> [What you should do]
Reproduce all of the data below without alteration; exclude every picture.

● ● ● ● ● ● ●

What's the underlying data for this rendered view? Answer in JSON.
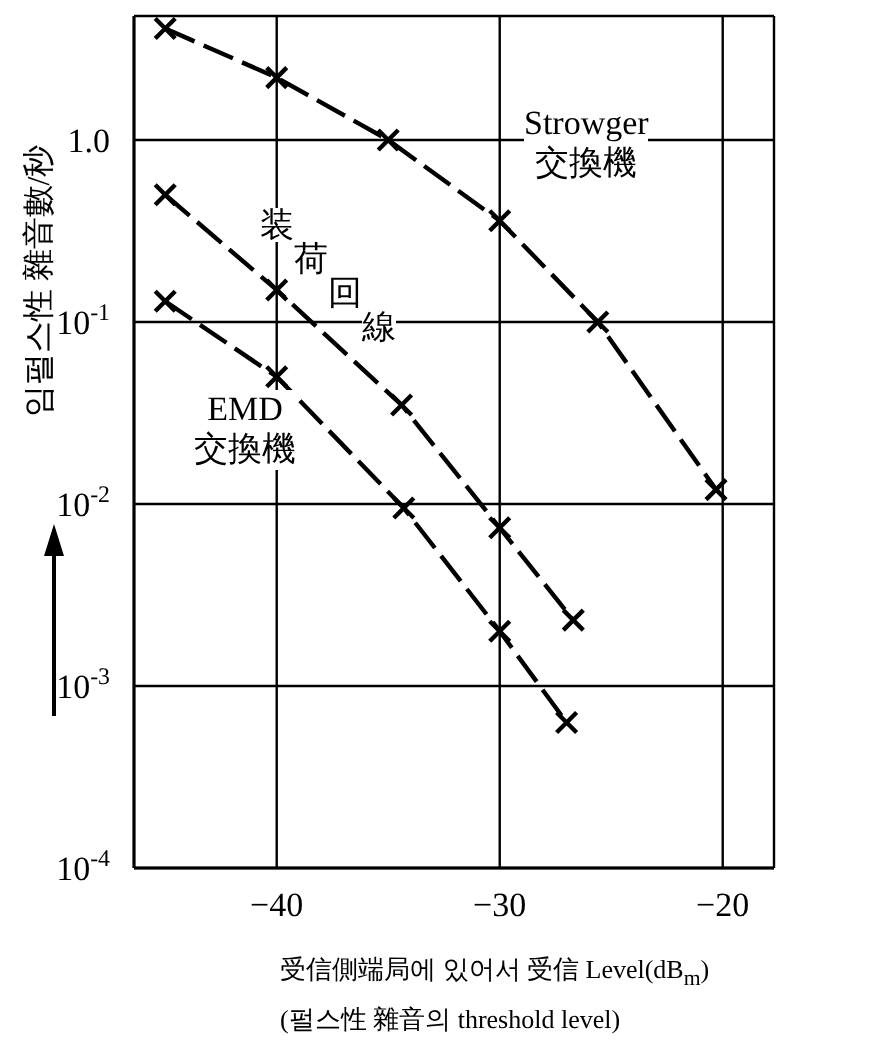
{
  "chart_data": {
    "type": "line",
    "ylabel": "임펄스性 雜音數/秒",
    "xlabel": "受信側端局에 있어서 受信 Level(dB$_{m}$)",
    "annotations": [
      "(펄스性 雜音의 threshold level)"
    ],
    "xlim": [
      -46.4,
      -17.7
    ],
    "xticks": [
      -40,
      -30,
      -20
    ],
    "ylim": [
      0.0001,
      4.8
    ],
    "yticks": [
      {
        "value": 1,
        "label": "1.0"
      },
      {
        "value": 0.1,
        "label": "10$^{-1}$"
      },
      {
        "value": 0.01,
        "label": "10$^{-2}$"
      },
      {
        "value": 0.001,
        "label": "10$^{-3}$"
      },
      {
        "value": 0.0001,
        "label": "10$^{-4}$"
      }
    ],
    "log": "y",
    "grid": true,
    "legend": false,
    "marker": "cross",
    "line_style": "dashed",
    "series": [
      {
        "name": "Strowger 交換機",
        "color": "#000000",
        "x": [
          -45,
          -40,
          -35,
          -30,
          -25.6,
          -20.3
        ],
        "values": [
          4.1,
          2.2,
          1.0,
          0.36,
          0.1,
          0.012
        ]
      },
      {
        "name": "装荷回線",
        "color": "#000000",
        "x": [
          -45,
          -40,
          -34.4,
          -30,
          -26.7
        ],
        "values": [
          0.5,
          0.15,
          0.035,
          0.0074,
          0.0023
        ]
      },
      {
        "name": "EMD 交換機",
        "color": "#000000",
        "x": [
          -45,
          -40,
          -34.3,
          -30,
          -27
        ],
        "values": [
          0.13,
          0.05,
          0.0095,
          0.002,
          0.00063
        ]
      }
    ]
  }
}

● ● ● ● ● ● ●

> [Finished exercise]
What's the underlying data for this rendered view? Answer in JSON.
{
  "chart_data": {
    "type": "line",
    "ylabel": "임펄스性 雜音數/秒",
    "xlabel": "受信側端局에 있어서 受信 Level(dB$_{m}$)",
    "annotations": [
      "(펄스性 雜音의 threshold level)"
    ],
    "xlim": [
      -46.4,
      -17.7
    ],
    "xticks": [
      -40,
      -30,
      -20
    ],
    "ylim": [
      0.0001,
      4.8
    ],
    "yticks": [
      {
        "value": 1,
        "label": "1.0"
      },
      {
        "value": 0.1,
        "label": "10$^{-1}$"
      },
      {
        "value": 0.01,
        "label": "10$^{-2}$"
      },
      {
        "value": 0.001,
        "label": "10$^{-3}$"
      },
      {
        "value": 0.0001,
        "label": "10$^{-4}$"
      }
    ],
    "log": "y",
    "grid": true,
    "legend": false,
    "marker": "cross",
    "line_style": "dashed",
    "series": [
      {
        "name": "Strowger 交換機",
        "color": "#000000",
        "x": [
          -45,
          -40,
          -35,
          -30,
          -25.6,
          -20.3
        ],
        "values": [
          4.1,
          2.2,
          1.0,
          0.36,
          0.1,
          0.012
        ]
      },
      {
        "name": "装荷回線",
        "color": "#000000",
        "x": [
          -45,
          -40,
          -34.4,
          -30,
          -26.7
        ],
        "values": [
          0.5,
          0.15,
          0.035,
          0.0074,
          0.0023
        ]
      },
      {
        "name": "EMD 交換機",
        "color": "#000000",
        "x": [
          -45,
          -40,
          -34.3,
          -30,
          -27
        ],
        "values": [
          0.13,
          0.05,
          0.0095,
          0.002,
          0.00063
        ]
      }
    ]
  }
}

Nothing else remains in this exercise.